▶ [Task statement]
Check each line of the records below for the string "been", then state how many lines contain it, with no other output.

▶ [Extracted records]
* * *
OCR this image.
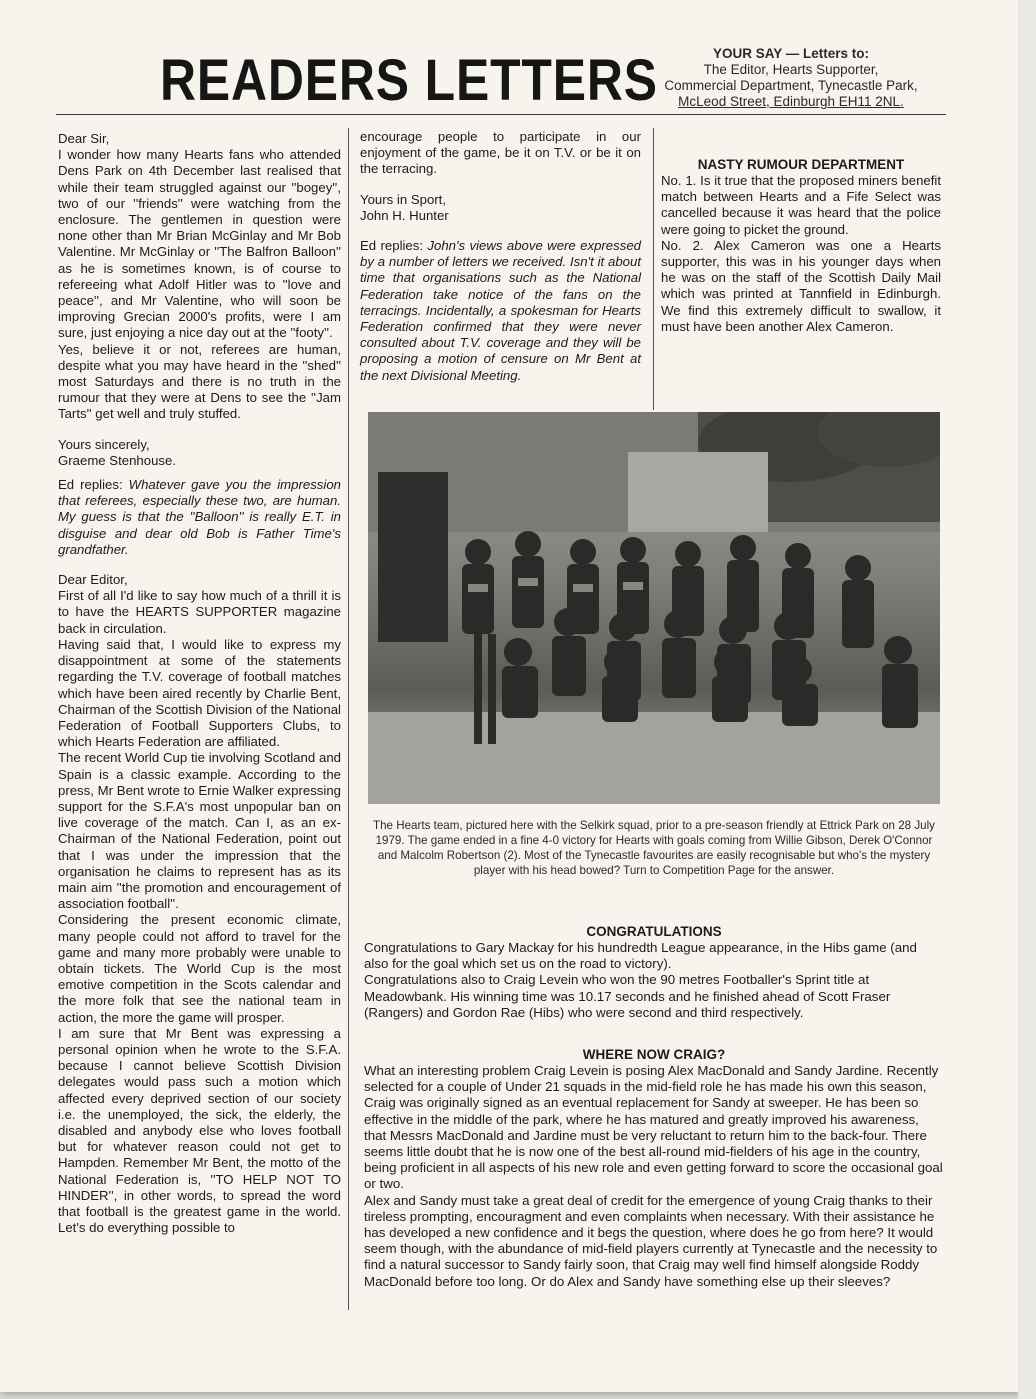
READERS LETTERS	YOUR SAY — Letters to:
The Editor, Hearts Supporter,
Commercial Department, Tynecastle Park,
McLeod Street, Edinburgh EH11 2NL.

Dear Sir,

I wonder how many Hearts fans who attended Dens Park on 4th December last realised that while their team struggled against our ''bogey'', two of our ''friends'' were watching from the enclosure. The gentlemen in question were none other than Mr Brian McGinlay and Mr Bob Valentine. Mr McGinlay or ''The Balfron Balloon'' as he is sometimes known, is of course to refereeing what Adolf Hitler was to ''love and peace'', and Mr Valentine, who will soon be improving Grecian 2000's profits, were I am sure, just enjoying a nice day out at the ''footy''.

Yes, believe it or not, referees are human, despite what you may have heard in the ''shed'' most Saturdays and there is no truth in the rumour that they were at Dens to see the ''Jam Tarts'' get well and truly stuffed.

Yours sincerely,

Graeme Stenhouse.

Ed replies: Whatever gave you the impression that referees, especially these two, are human. My guess is that the ''Balloon'' is really E.T. in disguise and dear old Bob is Father Time's grandfather.

Dear Editor,

First of all I'd like to say how much of a thrill it is to have the HEARTS SUPPORTER magazine back in circulation.

Having said that, I would like to express my disappointment at some of the statements regarding the T.V. coverage of football matches which have been aired recently by Charlie Bent, Chairman of the Scottish Division of the National Federation of Football Supporters Clubs, to which Hearts Federation are affiliated.

The recent World Cup tie involving Scotland and Spain is a classic example. According to the press, Mr Bent wrote to Ernie Walker expressing support for the S.F.A's most unpopular ban on live coverage of the match. Can I, as an ex-Chairman of the National Federation, point out that I was under the impression that the organisation he claims to represent has as its main aim ''the promotion and encouragement of association football''.

Considering the present economic climate, many people could not afford to travel for the game and many more probably were unable to obtain tickets. The World Cup is the most emotive competition in the Scots calendar and the more folk that see the national team in action, the more the game will prosper.

I am sure that Mr Bent was expressing a personal opinion when he wrote to the S.F.A. because I cannot believe Scottish Division delegates would pass such a motion which affected every deprived section of our society i.e. the unemployed, the sick, the elderly, the disabled and anybody else who loves football but for whatever reason could not get to Hampden. Remember Mr Bent, the motto of the National Federation is, ''TO HELP NOT TO HINDER'', in other words, to spread the word that football is the greatest game in the world. Let's do everything possible to

encourage people to participate in our enjoyment of the game, be it on T.V. or be it on the terracing.

Yours in Sport,

John H. Hunter

Ed replies: John's views above were expressed by a number of letters we received. Isn't it about time that organisations such as the National Federation take notice of the fans on the terracings. Incidentally, a spokesman for Hearts Federation confirmed that they were never consulted about T.V. coverage and they will be proposing a motion of censure on Mr Bent at the next Divisional Meeting.

NASTY RUMOUR DEPARTMENT

No. 1. Is it true that the proposed miners benefit match between Hearts and a Fife Select was cancelled because it was heard that the police were going to picket the ground.

No. 2. Alex Cameron was one a Hearts supporter, this was in his younger days when he was on the staff of the Scottish Daily Mail which was printed at Tannfield in Edinburgh. We find this extremely difficult to swallow, it must have been another Alex Cameron.

The Hearts team, pictured here with the Selkirk squad, prior to a pre-season friendly at Ettrick Park on 28 July 1979. The game ended in a fine 4-0 victory for Hearts with goals coming from Willie Gibson, Derek O'Connor and Malcolm Robertson (2). Most of the Tynecastle favourites are easily recognisable but who's the mystery player with his head bowed? Turn to Competition Page for the answer.
CONGRATULATIONS

Congratulations to Gary Mackay for his hundredth League appearance, in the Hibs game (and also for the goal which set us on the road to victory).

Congratulations also to Craig Levein who won the 90 metres Footballer's Sprint title at Meadowbank. His winning time was 10.17 seconds and he finished ahead of Scott Fraser (Rangers) and Gordon Rae (Hibs) who were second and third respectively.

WHERE NOW CRAIG?

What an interesting problem Craig Levein is posing Alex MacDonald and Sandy Jardine. Recently selected for a couple of Under 21 squads in the mid-field role he has made his own this season, Craig was originally signed as an eventual replacement for Sandy at sweeper. He has been so effective in the middle of the park, where he has matured and greatly improved his awareness, that Messrs MacDonald and Jardine must be very reluctant to return him to the back-four. There seems little doubt that he is now one of the best all-round mid-fielders of his age in the country, being proficient in all aspects of his new role and even getting forward to score the occasional goal or two.

Alex and Sandy must take a great deal of credit for the emergence of young Craig thanks to their tireless prompting, encouragment and even complaints when necessary. With their assistance he has developed a new confidence and it begs the question, where does he go from here? It would seem though, with the abundance of mid-field players currently at Tynecastle and the necessity to find a natural successor to Sandy fairly soon, that Craig may well find himself alongside Roddy MacDonald before too long. Or do Alex and Sandy have something else up their sleeves?
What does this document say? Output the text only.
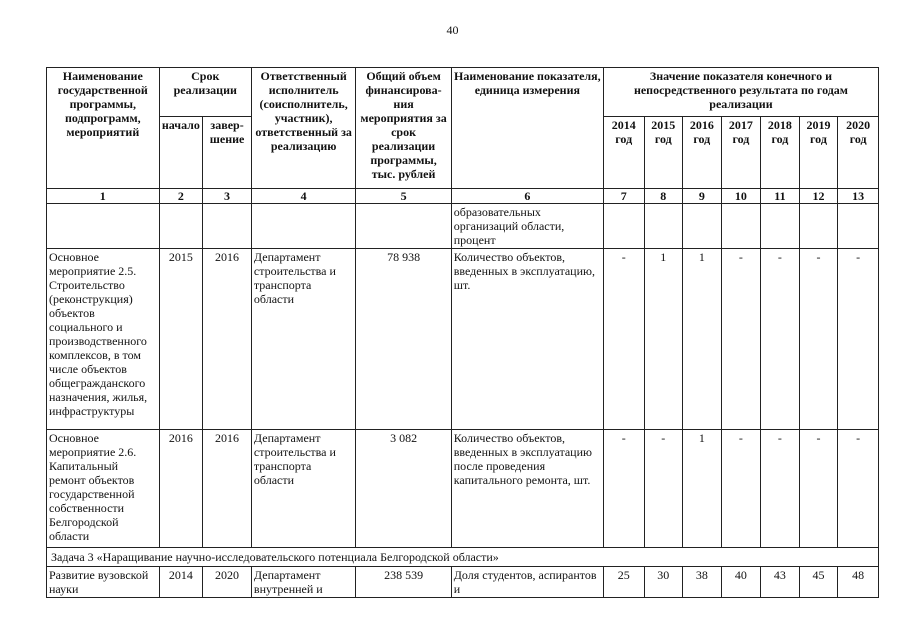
40
Наименование государственной программы, подпрограмм, мероприятий	Срок реализации		Ответственный исполнитель (соисполнитель, участник), ответственный за реализацию	Общий объем финансирова-ния мероприятия за срок реализации программы, тыс. рублей	Наименование показателя, единица измерения	Значение показателя конечного и непосредственного результата по годам реализации						
	начало	завер-шение				2014 год	2015 год	2016 год	2017 год	2018 год	2019 год	2020 год
1	2	3	4	5	6	7	8	9	10	11	12	13
					образовательных организаций области, процент							
Основное мероприятие 2.5. Строительство (реконструкция) объектов социального и производственного комплексов, в том числе объектов общегражданского назначения, жилья, инфраструктуры	2015	2016	Департамент строительства и транспорта области	78 938	Количество объектов, введенных в эксплуатацию, шт.	-	1	1	-	-	-	-
Основное мероприятие 2.6. Капитальный ремонт объектов государственной собственности Белгородской области	2016	2016	Департамент строительства и транспорта области	3 082	Количество объектов, введенных в эксплуатацию после проведения капитального ремонта, шт.	-	-	1	-	-	-	-
Задача 3 «Наращивание научно-исследовательского потенциала Белгородской области»												
Развитие вузовской науки	2014	2020	Департамент внутренней и	238 539	Доля студентов, аспирантов и	25	30	38	40	43	45	48
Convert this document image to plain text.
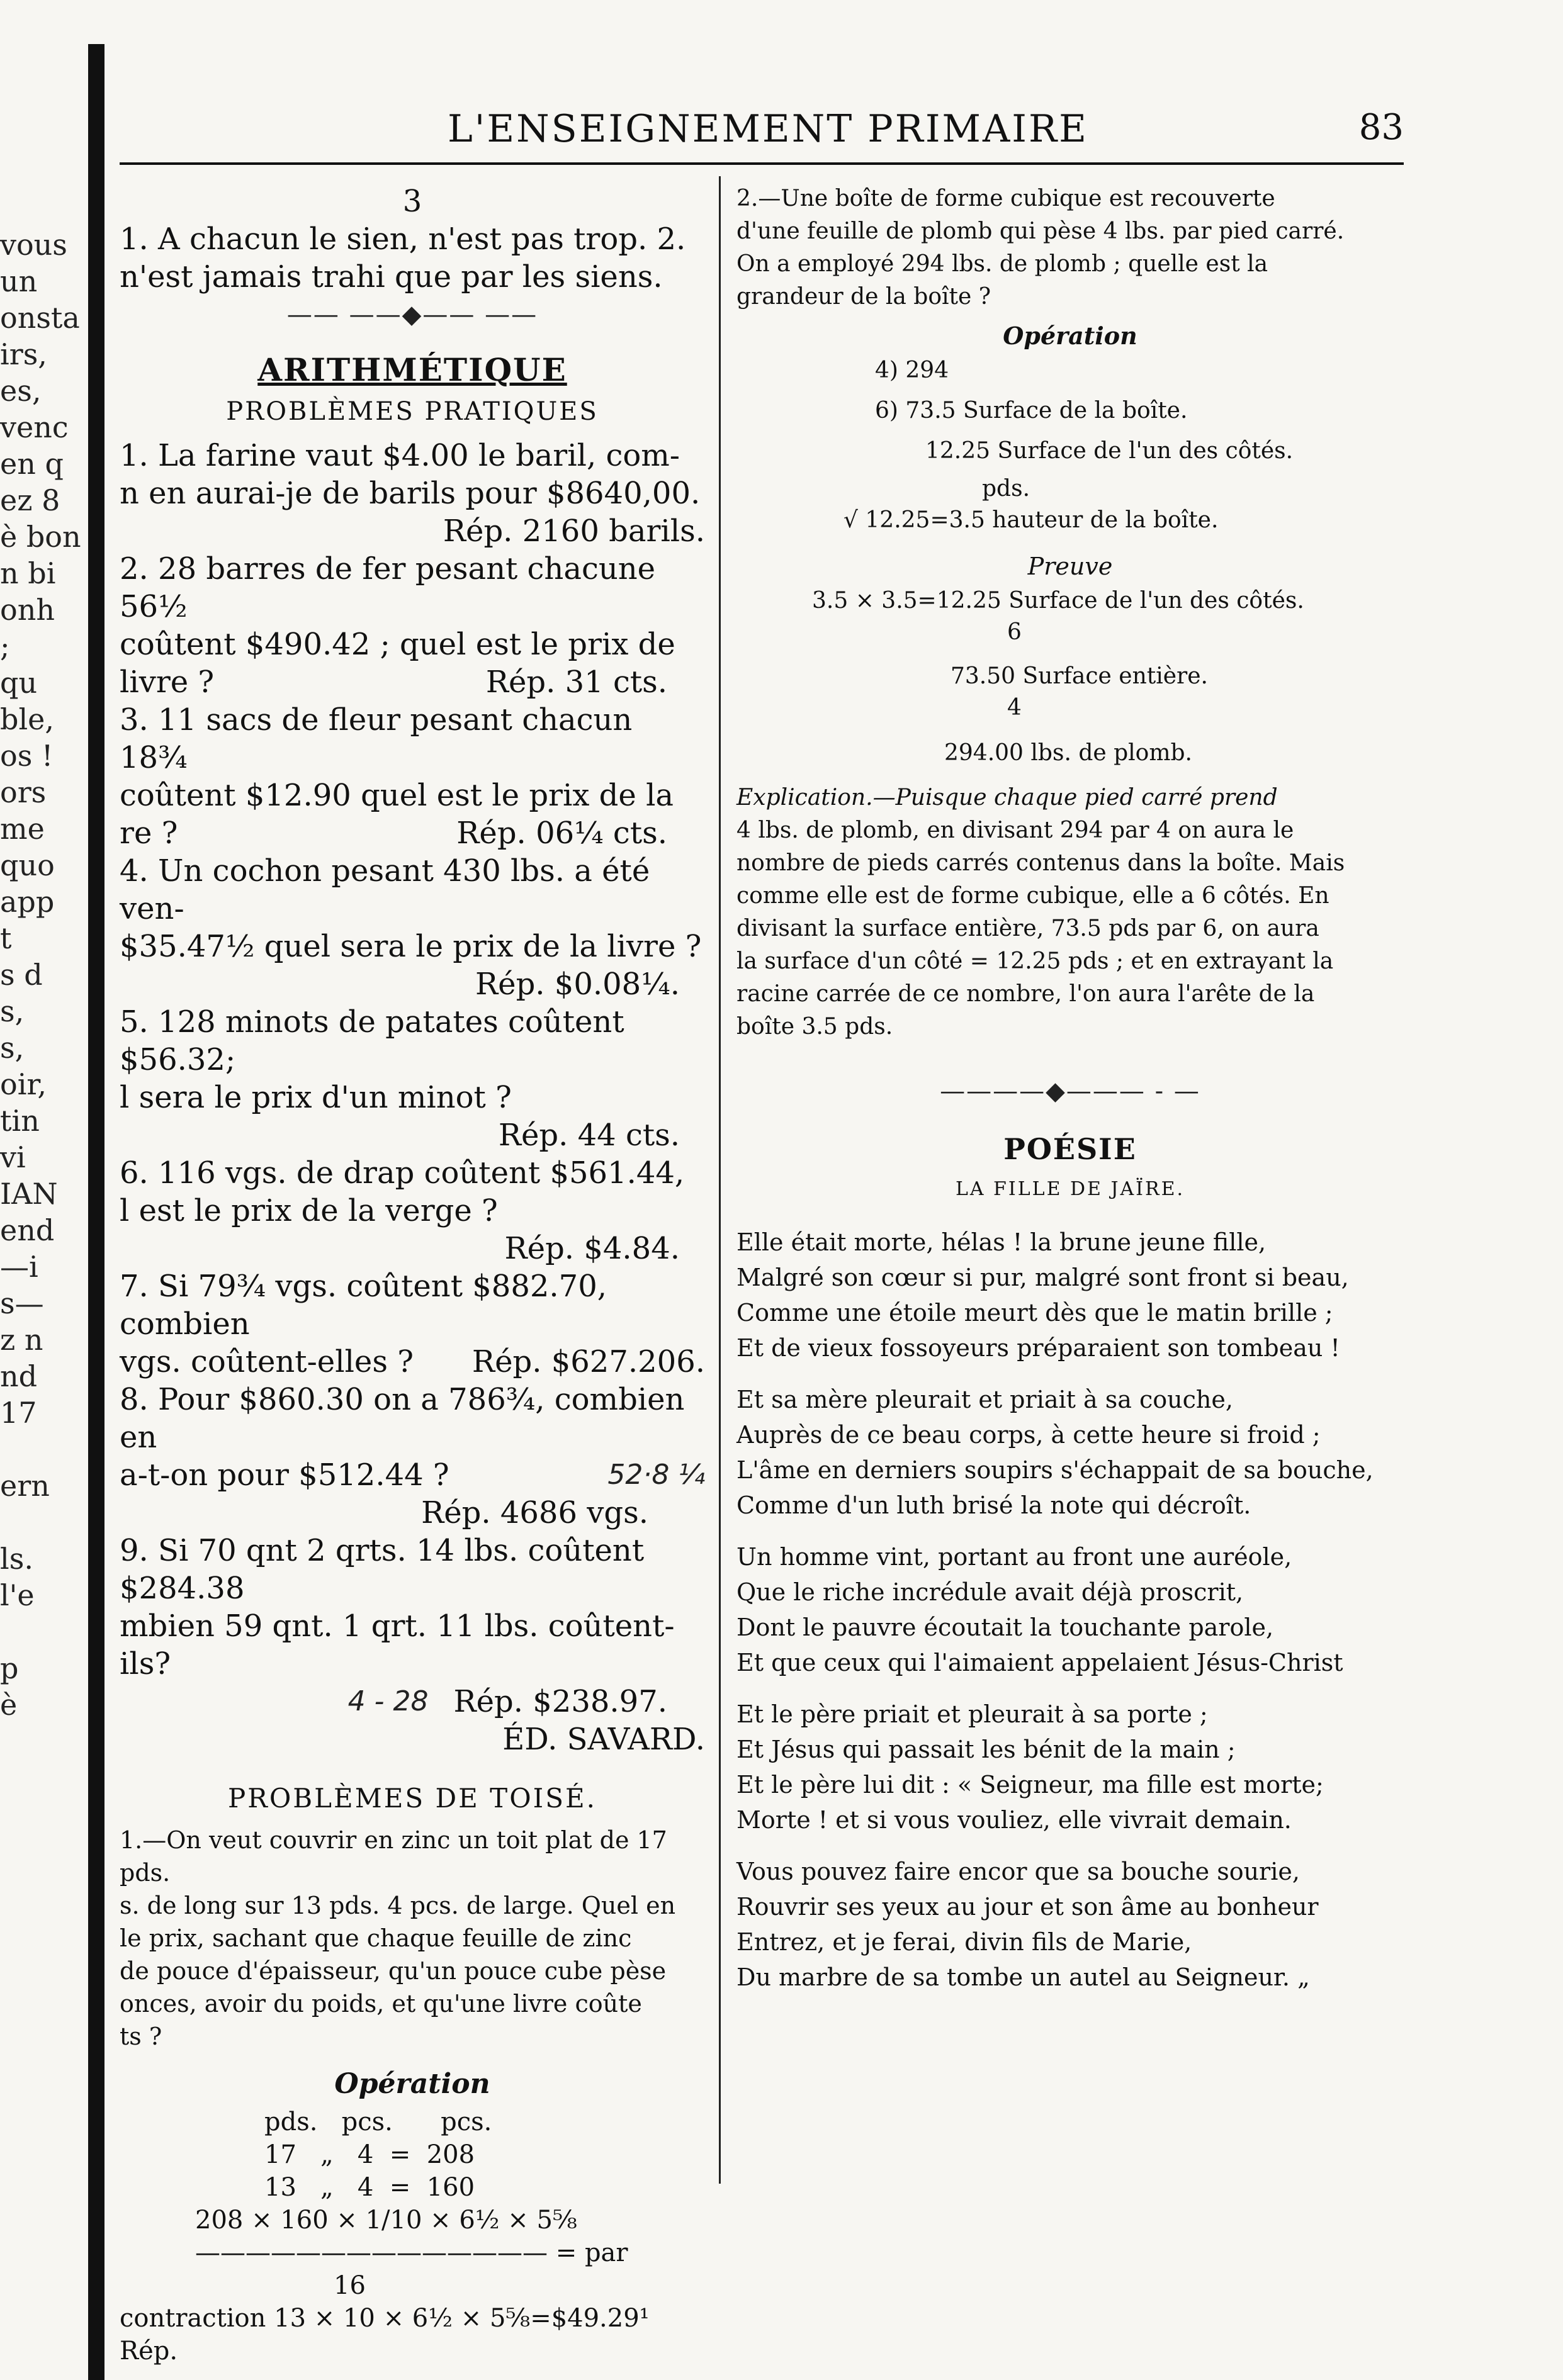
vous
un
onsta
irs,
es,
venc
en q
ez 8
è bon
n bi
onh
;
qu
ble,
os !
ors
me
quo
app
t
s d
s,
s,
oir,
tin
vi
IAN
end
—i
s—
z n
nd
17
ern
ls.
l'e
p
è
L'ENSEIGNEMENT PRIMAIRE	83
3
1. A chacun le sien, n'est pas trop. 2.
n'est jamais trahi que par les siens.
—— ——◆—— ——
ARITHMÉTIQUE
PROBLÈMES PRATIQUES
1. La farine vaut $4.00 le baril, com-
n en aurai-je de barils pour $8640,00.
Rép. 2160 barils.
2. 28 barres de fer pesant chacune 56½
coûtent $490.42 ; quel est le prix de
livre ?	Rép. 31 cts.
3. 11 sacs de fleur pesant chacun 18¾
coûtent $12.90 quel est le prix de la
re ?	Rép. 06¼ cts.
4. Un cochon pesant 430 lbs. a été ven-
$35.47½ quel sera le prix de la livre ?
Rép. $0.08¼.
5. 128 minots de patates coûtent $56.32;
l sera le prix d'un minot ?
Rép. 44 cts.
6. 116 vgs. de drap coûtent $561.44,
l est le prix de la verge ?
Rép. $4.84.
7. Si 79¾ vgs. coûtent $882.70, combien
vgs. coûtent-elles ? Rép. $627.206.
8. Pour $860.30 on a 786¾, combien en
a-t-on pour $512.44 ?	52·8 ¼
Rép. 4686 vgs.
9. Si 70 qnt 2 qrts. 14 lbs. coûtent $284.38
mbien 59 qnt. 1 qrt. 11 lbs. coûtent-ils?
4 - 28 Rép. $238.97.
ÉD. SAVARD.
PROBLÈMES DE TOISÉ.
1.—On veut couvrir en zinc un toit plat de 17 pds.
s. de long sur 13 pds. 4 pcs. de large. Quel en
le prix, sachant que chaque feuille de zinc
de pouce d'épaisseur, qu'un pouce cube pèse
onces, avoir du poids, et qu'une livre coûte
ts ?
Opération
pds.   pcs.      pcs.
17   „   4  =  208
13   „   4  =  160
208 × 160 × 1/10 × 6½ × 5⅝
—————————————— = par
16
contraction 13 × 10 × 6½ × 5⅝=$49.29¹ Rép.
2.—Une boîte de forme cubique est recouverte
d'une feuille de plomb qui pèse 4 lbs. par pied carré.
On a employé 294 lbs. de plomb ; quelle est la
grandeur de la boîte ?
Opération
4) 294
6) 73.5 Surface de la boîte.
12.25 Surface de l'un des côtés.
pds.
√ 12.25=3.5 hauteur de la boîte.
Preuve
3.5 × 3.5=12.25 Surface de l'un des côtés.
6
73.50 Surface entière.
4
294.00 lbs. de plomb.
Explication.—Puisque chaque pied carré prend
4 lbs. de plomb, en divisant 294 par 4 on aura le
nombre de pieds carrés contenus dans la boîte. Mais
comme elle est de forme cubique, elle a 6 côtés. En
divisant la surface entière, 73.5 pds par 6, on aura
la surface d'un côté = 12.25 pds ; et en extrayant la
racine carrée de ce nombre, l'on aura l'arête de la
boîte 3.5 pds.
————◆——— - —
POÉSIE
LA FILLE DE JAÏRE.
Elle était morte, hélas ! la brune jeune fille,
Malgré son cœur si pur, malgré sont front si beau,
Comme une étoile meurt dès que le matin brille ;
Et de vieux fossoyeurs préparaient son tombeau !
Et sa mère pleurait et priait à sa couche,
Auprès de ce beau corps, à cette heure si froid ;
L'âme en derniers soupirs s'échappait de sa bouche,
Comme d'un luth brisé la note qui décroît.
Un homme vint, portant au front une auréole,
Que le riche incrédule avait déjà proscrit,
Dont le pauvre écoutait la touchante parole,
Et que ceux qui l'aimaient appelaient Jésus-Christ
Et le père priait et pleurait à sa porte ;
Et Jésus qui passait les bénit de la main ;
Et le père lui dit : « Seigneur, ma fille est morte;
Morte ! et si vous vouliez, elle vivrait demain.
Vous pouvez faire encor que sa bouche sourie,
Rouvrir ses yeux au jour et son âme au bonheur
Entrez, et je ferai, divin fils de Marie,
Du marbre de sa tombe un autel au Seigneur. „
* * *
▶ [Output for this task]
3